[Excerpt from a dataset]
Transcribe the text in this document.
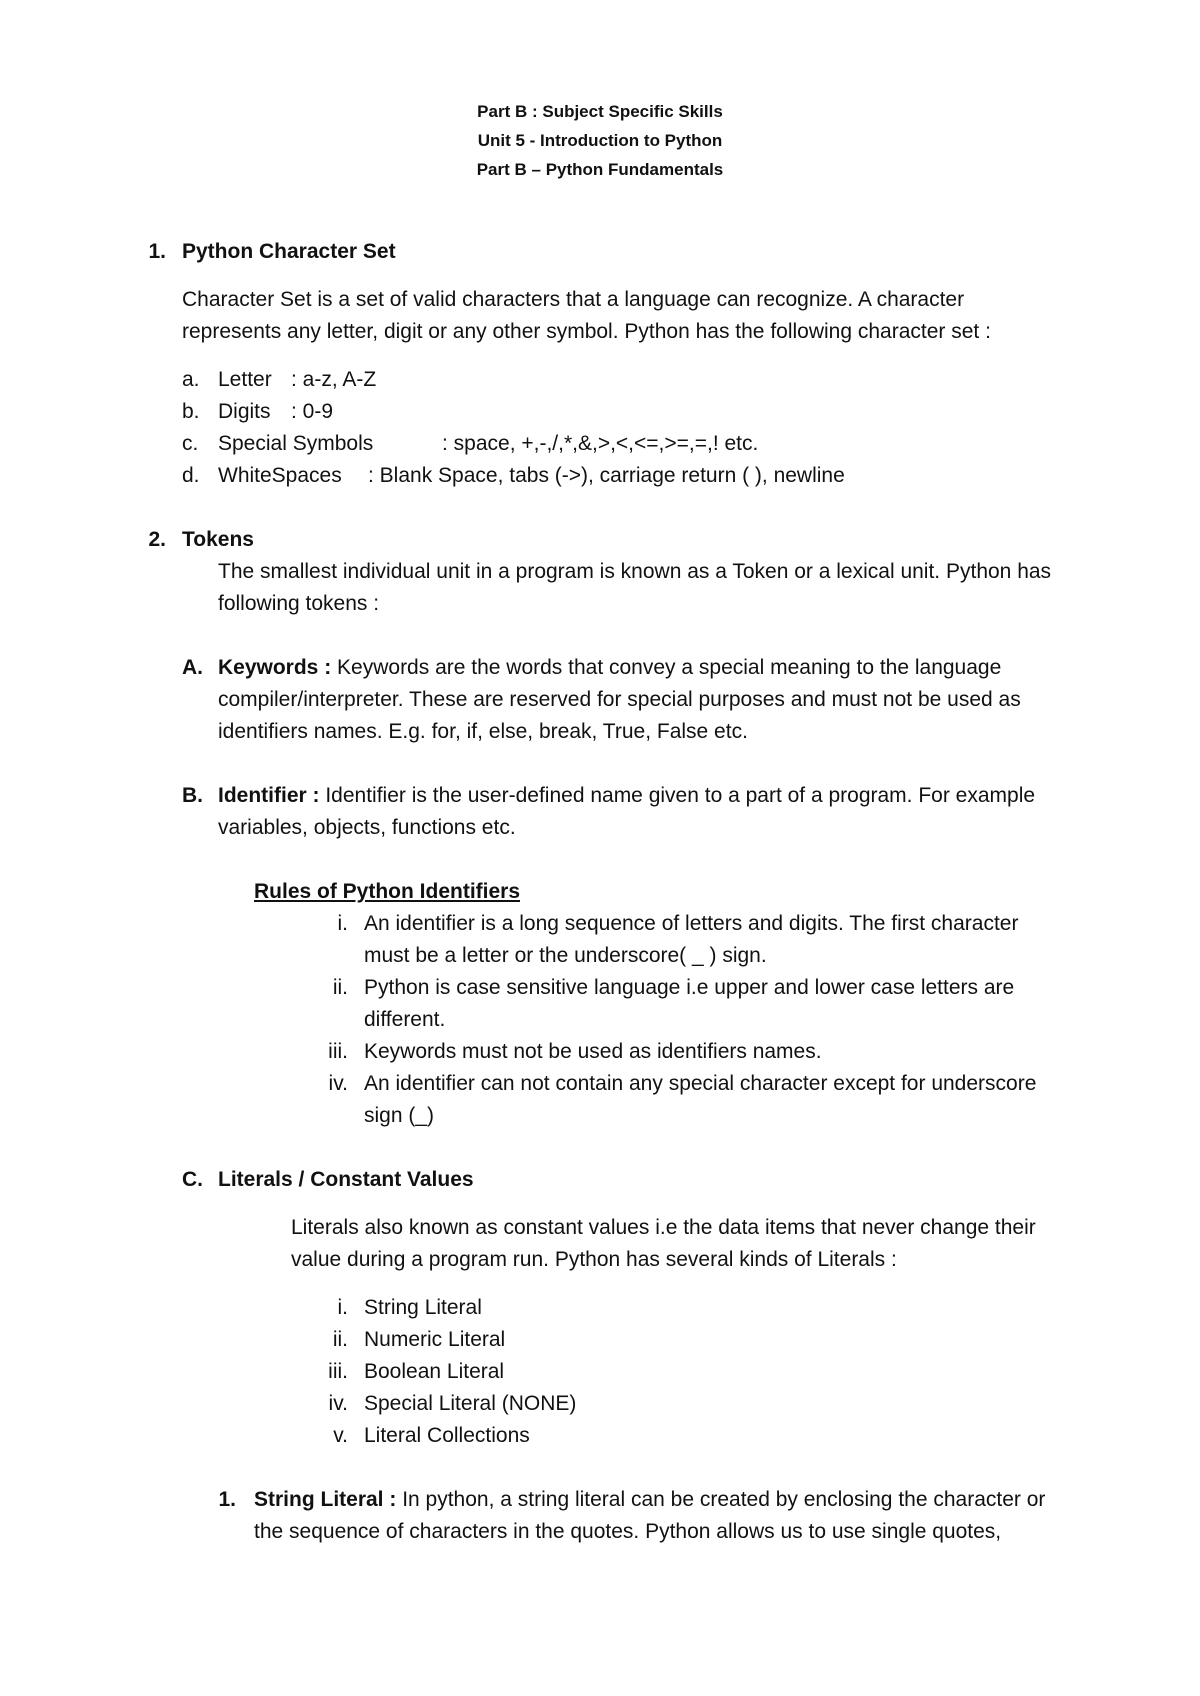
Part B : Subject Specific Skills
Unit 5 - Introduction to Python
Part B – Python Fundamentals
1. Python Character Set
Character Set is a set of valid characters that a language can recognize. A character
represents any letter, digit or any other symbol. Python has the following character set :
a. Letter : a-z, A-Z
b. Digits : 0-9
c. Special Symbols	: space, +,-,/,*,&,>,<,<=,>=,=,! etc.
d. WhiteSpaces : Blank Space, tabs (->), carriage return ( ), newline
2. Tokens
The smallest individual unit in a program is known as a Token or a lexical unit. Python has
following tokens :
A. Keywords : Keywords are the words that convey a special meaning to the language
compiler/interpreter. These are reserved for special purposes and must not be used as
identifiers names. E.g. for, if, else, break, True, False etc.
B. Identifier : Identifier is the user-defined name given to a part of a program. For example
variables, objects, functions etc.
Rules of Python Identifiers
i. An identifier is a long sequence of letters and digits. The first character
must be a letter or the underscore( _ ) sign.
ii. Python is case sensitive language i.e upper and lower case letters are
different.
iii. Keywords must not be used as identifiers names.
iv. An identifier can not contain any special character except for underscore
sign (_)
C. Literals / Constant Values
Literals also known as constant values i.e the data items that never change their
value during a program run. Python has several kinds of Literals :
i. String Literal
ii. Numeric Literal
iii. Boolean Literal
iv. Special Literal (NONE)
v. Literal Collections
1. String Literal : In python, a string literal can be created by enclosing the character or
the sequence of characters in the quotes. Python allows us to use single quotes,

*WRITTEN INSTRUCTION*:
Work out how many lines of the listing above include the word "must". Report only the number.

*RESPONSE*:
3